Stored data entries
begin

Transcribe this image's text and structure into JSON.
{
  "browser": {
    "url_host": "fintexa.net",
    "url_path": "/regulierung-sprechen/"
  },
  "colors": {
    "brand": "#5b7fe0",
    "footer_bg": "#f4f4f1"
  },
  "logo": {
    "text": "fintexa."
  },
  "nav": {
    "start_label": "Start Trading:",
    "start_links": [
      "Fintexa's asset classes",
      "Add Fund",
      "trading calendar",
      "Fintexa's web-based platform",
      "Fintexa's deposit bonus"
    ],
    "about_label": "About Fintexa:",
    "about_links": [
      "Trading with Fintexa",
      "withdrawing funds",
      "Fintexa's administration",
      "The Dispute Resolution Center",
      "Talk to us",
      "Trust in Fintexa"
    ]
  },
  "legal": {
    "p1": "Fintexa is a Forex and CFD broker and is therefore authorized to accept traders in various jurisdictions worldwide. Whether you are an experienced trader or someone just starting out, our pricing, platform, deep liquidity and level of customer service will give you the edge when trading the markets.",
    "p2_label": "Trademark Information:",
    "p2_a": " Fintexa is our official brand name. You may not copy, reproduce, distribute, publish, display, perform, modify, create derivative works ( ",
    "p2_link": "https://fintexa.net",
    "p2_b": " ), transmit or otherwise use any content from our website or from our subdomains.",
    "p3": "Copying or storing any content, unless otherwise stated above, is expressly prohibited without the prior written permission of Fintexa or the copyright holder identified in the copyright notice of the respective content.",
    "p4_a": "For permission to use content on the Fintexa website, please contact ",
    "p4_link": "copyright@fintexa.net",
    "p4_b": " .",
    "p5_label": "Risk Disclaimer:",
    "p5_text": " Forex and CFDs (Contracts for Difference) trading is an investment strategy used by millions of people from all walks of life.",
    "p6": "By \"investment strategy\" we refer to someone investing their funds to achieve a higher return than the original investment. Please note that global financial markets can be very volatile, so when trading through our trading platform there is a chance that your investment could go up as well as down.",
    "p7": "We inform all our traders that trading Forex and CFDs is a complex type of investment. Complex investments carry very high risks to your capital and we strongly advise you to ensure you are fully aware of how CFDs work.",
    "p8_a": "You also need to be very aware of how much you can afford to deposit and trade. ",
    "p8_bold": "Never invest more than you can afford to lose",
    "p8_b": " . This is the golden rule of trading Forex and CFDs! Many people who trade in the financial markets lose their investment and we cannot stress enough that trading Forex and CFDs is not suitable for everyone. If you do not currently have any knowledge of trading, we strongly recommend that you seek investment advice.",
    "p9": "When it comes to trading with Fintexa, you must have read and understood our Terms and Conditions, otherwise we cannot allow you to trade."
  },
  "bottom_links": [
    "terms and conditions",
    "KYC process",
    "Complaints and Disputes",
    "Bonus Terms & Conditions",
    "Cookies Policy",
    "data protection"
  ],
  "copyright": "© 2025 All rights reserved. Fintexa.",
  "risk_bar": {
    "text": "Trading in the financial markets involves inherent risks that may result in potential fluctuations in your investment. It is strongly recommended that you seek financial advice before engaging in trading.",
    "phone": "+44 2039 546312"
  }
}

end

Given task:
Return the listing above in full, character for character.

Worked solution:
Transcribe this image's text and structure into JSON.
{
  "browser": {
    "url_host": "fintexa.net",
    "url_path": "/regulierung-sprechen/"
  },
  "colors": {
    "brand": "#5b7fe0",
    "footer_bg": "#f4f4f1"
  },
  "logo": {
    "text": "fintexa."
  },
  "nav": {
    "start_label": "Start Trading:",
    "start_links": [
      "Fintexa's asset classes",
      "Add Fund",
      "trading calendar",
      "Fintexa's web-based platform",
      "Fintexa's deposit bonus"
    ],
    "about_label": "About Fintexa:",
    "about_links": [
      "Trading with Fintexa",
      "withdrawing funds",
      "Fintexa's administration",
      "The Dispute Resolution Center",
      "Talk to us",
      "Trust in Fintexa"
    ]
  },
  "legal": {
    "p1": "Fintexa is a Forex and CFD broker and is therefore authorized to accept traders in various jurisdictions worldwide. Whether you are an experienced trader or someone just starting out, our pricing, platform, deep liquidity and level of customer service will give you the edge when trading the markets.",
    "p2_label": "Trademark Information:",
    "p2_a": " Fintexa is our official brand name. You may not copy, reproduce, distribute, publish, display, perform, modify, create derivative works ( ",
    "p2_link": "https://fintexa.net",
    "p2_b": " ), transmit or otherwise use any content from our website or from our subdomains.",
    "p3": "Copying or storing any content, unless otherwise stated above, is expressly prohibited without the prior written permission of Fintexa or the copyright holder identified in the copyright notice of the respective content.",
    "p4_a": "For permission to use content on the Fintexa website, please contact ",
    "p4_link": "copyright@fintexa.net",
    "p4_b": " .",
    "p5_label": "Risk Disclaimer:",
    "p5_text": " Forex and CFDs (Contracts for Difference) trading is an investment strategy used by millions of people from all walks of life.",
    "p6": "By \"investment strategy\" we refer to someone investing their funds to achieve a higher return than the original investment. Please note that global financial markets can be very volatile, so when trading through our trading platform there is a chance that your investment could go up as well as down.",
    "p7": "We inform all our traders that trading Forex and CFDs is a complex type of investment. Complex investments carry very high risks to your capital and we strongly advise you to ensure you are fully aware of how CFDs work.",
    "p8_a": "You also need to be very aware of how much you can afford to deposit and trade. ",
    "p8_bold": "Never invest more than you can afford to lose",
    "p8_b": " . This is the golden rule of trading Forex and CFDs! Many people who trade in the financial markets lose their investment and we cannot stress enough that trading Forex and CFDs is not suitable for everyone. If you do not currently have any knowledge of trading, we strongly recommend that you seek investment advice.",
    "p9": "When it comes to trading with Fintexa, you must have read and understood our Terms and Conditions, otherwise we cannot allow you to trade."
  },
  "bottom_links": [
    "terms and conditions",
    "KYC process",
    "Complaints and Disputes",
    "Bonus Terms & Conditions",
    "Cookies Policy",
    "data protection"
  ],
  "copyright": "© 2025 All rights reserved. Fintexa.",
  "risk_bar": {
    "text": "Trading in the financial markets involves inherent risks that may result in potential fluctuations in your investment. It is strongly recommended that you seek financial advice before engaging in trading.",
    "phone": "+44 2039 546312"
  }
}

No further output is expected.